======== Data for processing

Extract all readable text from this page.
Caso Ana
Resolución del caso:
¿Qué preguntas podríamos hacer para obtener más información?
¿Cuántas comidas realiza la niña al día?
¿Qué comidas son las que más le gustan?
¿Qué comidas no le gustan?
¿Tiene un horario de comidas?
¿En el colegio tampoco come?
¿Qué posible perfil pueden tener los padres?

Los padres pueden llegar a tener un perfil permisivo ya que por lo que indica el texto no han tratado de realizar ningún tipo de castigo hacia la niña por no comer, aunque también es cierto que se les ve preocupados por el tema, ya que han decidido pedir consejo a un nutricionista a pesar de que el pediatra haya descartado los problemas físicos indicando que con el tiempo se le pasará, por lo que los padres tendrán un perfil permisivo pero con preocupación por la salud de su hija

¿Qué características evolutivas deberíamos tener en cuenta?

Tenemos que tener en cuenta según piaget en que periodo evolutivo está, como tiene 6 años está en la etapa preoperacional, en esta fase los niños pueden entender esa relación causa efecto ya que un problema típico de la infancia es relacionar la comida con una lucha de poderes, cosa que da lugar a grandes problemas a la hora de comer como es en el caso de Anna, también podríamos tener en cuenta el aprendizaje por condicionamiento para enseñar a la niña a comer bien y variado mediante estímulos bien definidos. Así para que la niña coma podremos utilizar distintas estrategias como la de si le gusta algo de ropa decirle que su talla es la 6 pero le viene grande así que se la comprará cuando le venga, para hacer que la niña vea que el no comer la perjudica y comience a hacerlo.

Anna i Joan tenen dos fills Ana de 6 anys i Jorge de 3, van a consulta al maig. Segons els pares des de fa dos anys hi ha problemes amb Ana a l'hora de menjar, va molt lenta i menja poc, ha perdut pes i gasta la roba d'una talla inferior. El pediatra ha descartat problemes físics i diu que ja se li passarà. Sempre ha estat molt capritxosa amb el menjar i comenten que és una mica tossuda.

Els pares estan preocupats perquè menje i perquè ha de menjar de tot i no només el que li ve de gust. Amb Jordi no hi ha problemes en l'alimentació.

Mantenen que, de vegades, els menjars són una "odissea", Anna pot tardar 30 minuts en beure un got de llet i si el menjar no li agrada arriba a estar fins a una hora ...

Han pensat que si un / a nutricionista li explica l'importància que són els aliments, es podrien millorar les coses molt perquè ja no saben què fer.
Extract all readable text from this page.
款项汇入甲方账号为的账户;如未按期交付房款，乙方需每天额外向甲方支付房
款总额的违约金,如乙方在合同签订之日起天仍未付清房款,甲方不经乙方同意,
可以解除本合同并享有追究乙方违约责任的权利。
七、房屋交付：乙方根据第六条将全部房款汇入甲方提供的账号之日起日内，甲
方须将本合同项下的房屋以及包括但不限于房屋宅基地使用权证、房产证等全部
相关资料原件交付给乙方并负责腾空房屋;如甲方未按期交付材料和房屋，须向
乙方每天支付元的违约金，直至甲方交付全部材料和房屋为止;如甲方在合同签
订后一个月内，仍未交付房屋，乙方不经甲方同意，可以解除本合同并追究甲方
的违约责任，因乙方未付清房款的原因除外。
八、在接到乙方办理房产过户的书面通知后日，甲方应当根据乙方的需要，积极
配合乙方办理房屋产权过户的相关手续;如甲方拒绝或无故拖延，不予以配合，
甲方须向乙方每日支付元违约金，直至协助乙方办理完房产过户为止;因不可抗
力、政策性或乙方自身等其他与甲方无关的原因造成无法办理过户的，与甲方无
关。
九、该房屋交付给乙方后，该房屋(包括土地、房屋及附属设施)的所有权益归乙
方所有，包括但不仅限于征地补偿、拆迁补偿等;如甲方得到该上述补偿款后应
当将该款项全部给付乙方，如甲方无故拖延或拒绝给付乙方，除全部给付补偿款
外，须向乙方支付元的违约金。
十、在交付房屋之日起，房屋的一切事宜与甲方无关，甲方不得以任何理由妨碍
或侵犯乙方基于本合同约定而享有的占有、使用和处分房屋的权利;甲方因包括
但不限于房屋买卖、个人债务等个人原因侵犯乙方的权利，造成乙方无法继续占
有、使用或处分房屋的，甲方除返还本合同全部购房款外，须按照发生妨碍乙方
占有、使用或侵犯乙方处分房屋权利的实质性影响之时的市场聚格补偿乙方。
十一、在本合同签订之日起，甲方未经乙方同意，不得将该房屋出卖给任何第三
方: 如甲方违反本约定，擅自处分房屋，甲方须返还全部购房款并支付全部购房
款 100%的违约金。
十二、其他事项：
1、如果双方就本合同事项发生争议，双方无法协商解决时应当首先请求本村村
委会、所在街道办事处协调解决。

================

The request ::
Respond with the number of lines containing "molt" and no additional words.

Correct output ::
2